§ What to produce:
Among the records below, find each line that includes the string "Netherlands" and copy it.

— START Record list —

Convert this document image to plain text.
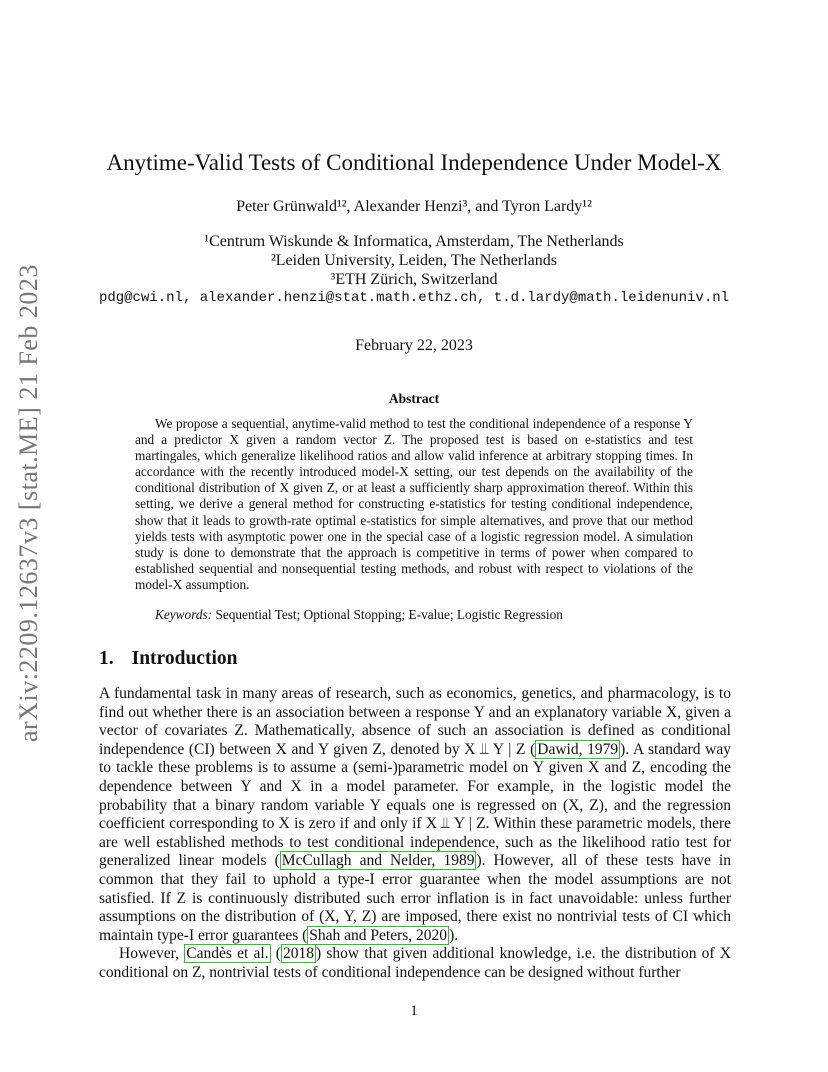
arXiv:2209.12637v3 [stat.ME] 21 Feb 2023
Anytime-Valid Tests of Conditional Independence Under Model-X
Peter Grünwald¹², Alexander Henzi³, and Tyron Lardy¹²
¹Centrum Wiskunde & Informatica, Amsterdam, The Netherlands
²Leiden University, Leiden, The Netherlands
³ETH Zürich, Switzerland
pdg@cwi.nl, alexander.henzi@stat.math.ethz.ch, t.d.lardy@math.leidenuniv.nl
February 22, 2023
Abstract
We propose a sequential, anytime-valid method to test the conditional independence of a response Y and a predictor X given a random vector Z. The proposed test is based on e-statistics and test martingales, which generalize likelihood ratios and allow valid inference at arbitrary stopping times. In accordance with the recently introduced model-X setting, our test depends on the availability of the conditional distribution of X given Z, or at least a sufficiently sharp approximation thereof. Within this setting, we derive a general method for constructing e-statistics for testing conditional independence, show that it leads to growth-rate optimal e-statistics for simple alternatives, and prove that our method yields tests with asymptotic power one in the special case of a logistic regression model. A simulation study is done to demonstrate that the approach is competitive in terms of power when compared to established sequential and nonsequential testing methods, and robust with respect to violations of the model-X assumption.
Keywords: Sequential Test; Optional Stopping; E-value; Logistic Regression
1. Introduction

A fundamental task in many areas of research, such as economics, genetics, and pharmacology, is to find out whether there is an association between a response Y and an explanatory variable X, given a vector of covariates Z. Mathematically, absence of such an association is defined as conditional independence (CI) between X and Y given Z, denoted by X ⫫ Y | Z ( Dawid, 1979 ). A standard way to tackle these problems is to assume a (semi-)parametric model on Y given X and Z, encoding the dependence between Y and X in a model parameter. For example, in the logistic model the probability that a binary random variable Y equals one is regressed on (X, Z), and the regression coefficient corresponding to X is zero if and only if X ⫫ Y | Z. Within these parametric models, there are well established methods to test conditional independence, such as the likelihood ratio test for generalized linear models ( McCullagh and Nelder, 1989 ). However, all of these tests have in common that they fail to uphold a type-I error guarantee when the model assumptions are not satisfied. If Z is continuously distributed such error inflation is in fact unavoidable: unless further assumptions on the distribution of (X, Y, Z) are imposed, there exist no nontrivial tests of CI which maintain type-I error guarantees ( Shah and Peters, 2020 ).

However, Candès et al. ( 2018 ) show that given additional knowledge, i.e. the distribution of X conditional on Z, nontrivial tests of conditional independence can be designed without further

1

— END Record list —

§ Task response:
¹Centrum Wiskunde & Informatica, Amsterdam, The Netherlands
²Leiden University, Leiden, The Netherlands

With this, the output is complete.